### Source records
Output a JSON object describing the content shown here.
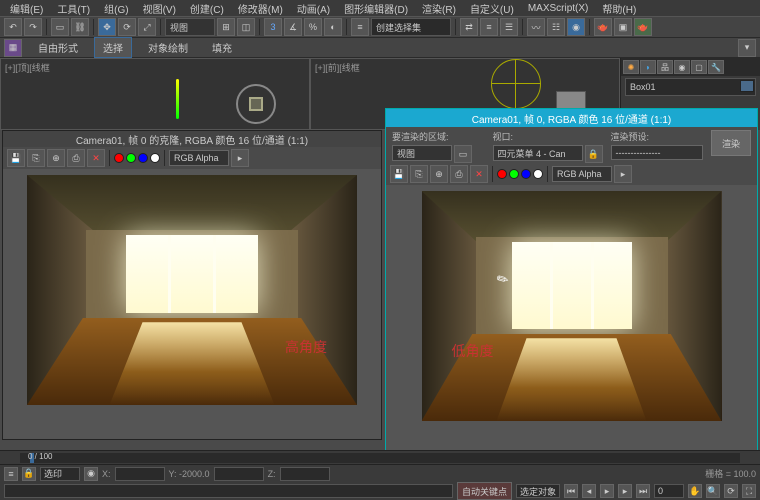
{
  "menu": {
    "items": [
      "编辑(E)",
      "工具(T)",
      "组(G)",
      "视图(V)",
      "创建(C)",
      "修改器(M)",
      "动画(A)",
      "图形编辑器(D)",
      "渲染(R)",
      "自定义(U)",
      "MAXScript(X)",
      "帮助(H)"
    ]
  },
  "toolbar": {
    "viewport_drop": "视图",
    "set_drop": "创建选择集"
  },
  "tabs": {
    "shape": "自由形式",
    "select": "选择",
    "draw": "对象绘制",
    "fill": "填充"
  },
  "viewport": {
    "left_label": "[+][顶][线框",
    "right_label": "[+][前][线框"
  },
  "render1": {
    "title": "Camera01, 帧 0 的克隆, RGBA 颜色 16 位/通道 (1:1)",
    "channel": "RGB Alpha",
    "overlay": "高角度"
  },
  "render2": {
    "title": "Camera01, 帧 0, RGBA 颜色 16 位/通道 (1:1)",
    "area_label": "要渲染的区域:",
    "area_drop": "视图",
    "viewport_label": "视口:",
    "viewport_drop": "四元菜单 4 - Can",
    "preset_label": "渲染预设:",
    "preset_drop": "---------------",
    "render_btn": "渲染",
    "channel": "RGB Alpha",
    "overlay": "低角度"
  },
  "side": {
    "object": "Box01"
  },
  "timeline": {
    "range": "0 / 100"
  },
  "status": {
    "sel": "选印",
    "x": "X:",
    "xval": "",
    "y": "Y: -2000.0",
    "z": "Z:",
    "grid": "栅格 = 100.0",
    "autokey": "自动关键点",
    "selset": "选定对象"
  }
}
######
§ What the exercise asks
Images do not belong in the copy; reproduce all other parts of the records above verbatim.

§ Task output
Output a JSON object describing the content shown here.
{
  "menu": {
    "items": [
      "编辑(E)",
      "工具(T)",
      "组(G)",
      "视图(V)",
      "创建(C)",
      "修改器(M)",
      "动画(A)",
      "图形编辑器(D)",
      "渲染(R)",
      "自定义(U)",
      "MAXScript(X)",
      "帮助(H)"
    ]
  },
  "toolbar": {
    "viewport_drop": "视图",
    "set_drop": "创建选择集"
  },
  "tabs": {
    "shape": "自由形式",
    "select": "选择",
    "draw": "对象绘制",
    "fill": "填充"
  },
  "viewport": {
    "left_label": "[+][顶][线框",
    "right_label": "[+][前][线框"
  },
  "render1": {
    "title": "Camera01, 帧 0 的克隆, RGBA 颜色 16 位/通道 (1:1)",
    "channel": "RGB Alpha",
    "overlay": "高角度"
  },
  "render2": {
    "title": "Camera01, 帧 0, RGBA 颜色 16 位/通道 (1:1)",
    "area_label": "要渲染的区域:",
    "area_drop": "视图",
    "viewport_label": "视口:",
    "viewport_drop": "四元菜单 4 - Can",
    "preset_label": "渲染预设:",
    "preset_drop": "---------------",
    "render_btn": "渲染",
    "channel": "RGB Alpha",
    "overlay": "低角度"
  },
  "side": {
    "object": "Box01"
  },
  "timeline": {
    "range": "0 / 100"
  },
  "status": {
    "sel": "选印",
    "x": "X:",
    "xval": "",
    "y": "Y: -2000.0",
    "z": "Z:",
    "grid": "栅格 = 100.0",
    "autokey": "自动关键点",
    "selset": "选定对象"
  }
}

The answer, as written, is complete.